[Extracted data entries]
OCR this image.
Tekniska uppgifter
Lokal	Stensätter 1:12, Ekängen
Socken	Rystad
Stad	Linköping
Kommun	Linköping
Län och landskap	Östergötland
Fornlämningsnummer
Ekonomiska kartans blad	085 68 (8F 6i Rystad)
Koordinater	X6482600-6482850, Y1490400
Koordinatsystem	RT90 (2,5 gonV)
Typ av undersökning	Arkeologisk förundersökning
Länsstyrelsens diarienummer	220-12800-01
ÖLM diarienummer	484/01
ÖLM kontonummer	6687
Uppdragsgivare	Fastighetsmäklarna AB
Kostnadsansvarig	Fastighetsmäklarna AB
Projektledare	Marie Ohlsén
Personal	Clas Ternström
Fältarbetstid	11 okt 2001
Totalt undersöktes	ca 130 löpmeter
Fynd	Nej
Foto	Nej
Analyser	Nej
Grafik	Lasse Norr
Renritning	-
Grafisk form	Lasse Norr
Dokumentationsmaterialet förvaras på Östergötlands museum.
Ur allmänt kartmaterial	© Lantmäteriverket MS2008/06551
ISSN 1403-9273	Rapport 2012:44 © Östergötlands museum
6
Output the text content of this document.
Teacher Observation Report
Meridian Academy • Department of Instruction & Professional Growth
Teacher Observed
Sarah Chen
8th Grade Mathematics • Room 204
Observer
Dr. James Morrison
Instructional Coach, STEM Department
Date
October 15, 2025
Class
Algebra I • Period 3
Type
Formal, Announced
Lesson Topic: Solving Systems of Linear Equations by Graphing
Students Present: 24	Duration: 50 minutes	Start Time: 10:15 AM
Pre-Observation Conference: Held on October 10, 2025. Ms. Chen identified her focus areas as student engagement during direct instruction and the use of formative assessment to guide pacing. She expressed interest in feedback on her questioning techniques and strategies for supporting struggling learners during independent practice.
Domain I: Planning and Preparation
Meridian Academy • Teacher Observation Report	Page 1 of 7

_Objective_
Quote the whole listing above, leaving nothing out.

_Reply_
OCR this image.
Tekniska uppgifter
Lokal	Stensätter 1:12, Ekängen
Socken	Rystad
Stad	Linköping
Kommun	Linköping
Län och landskap	Östergötland
Fornlämningsnummer
Ekonomiska kartans blad	085 68 (8F 6i Rystad)
Koordinater	X6482600-6482850, Y1490400
Koordinatsystem	RT90 (2,5 gonV)
Typ av undersökning	Arkeologisk förundersökning
Länsstyrelsens diarienummer	220-12800-01
ÖLM diarienummer	484/01
ÖLM kontonummer	6687
Uppdragsgivare	Fastighetsmäklarna AB
Kostnadsansvarig	Fastighetsmäklarna AB
Projektledare	Marie Ohlsén
Personal	Clas Ternström
Fältarbetstid	11 okt 2001
Totalt undersöktes	ca 130 löpmeter
Fynd	Nej
Foto	Nej
Analyser	Nej
Grafik	Lasse Norr
Renritning	-
Grafisk form	Lasse Norr
Dokumentationsmaterialet förvaras på Östergötlands museum.
Ur allmänt kartmaterial	© Lantmäteriverket MS2008/06551
ISSN 1403-9273	Rapport 2012:44 © Östergötlands museum
6
Output the text content of this document.
Teacher Observation Report
Meridian Academy • Department of Instruction & Professional Growth
Teacher Observed
Sarah Chen
8th Grade Mathematics • Room 204
Observer
Dr. James Morrison
Instructional Coach, STEM Department
Date
October 15, 2025
Class
Algebra I • Period 3
Type
Formal, Announced
Lesson Topic: Solving Systems of Linear Equations by Graphing
Students Present: 24	Duration: 50 minutes	Start Time: 10:15 AM
Pre-Observation Conference: Held on October 10, 2025. Ms. Chen identified her focus areas as student engagement during direct instruction and the use of formative assessment to guide pacing. She expressed interest in feedback on her questioning techniques and strategies for supporting struggling learners during independent practice.
Domain I: Planning and Preparation
Meridian Academy • Teacher Observation Report	Page 1 of 7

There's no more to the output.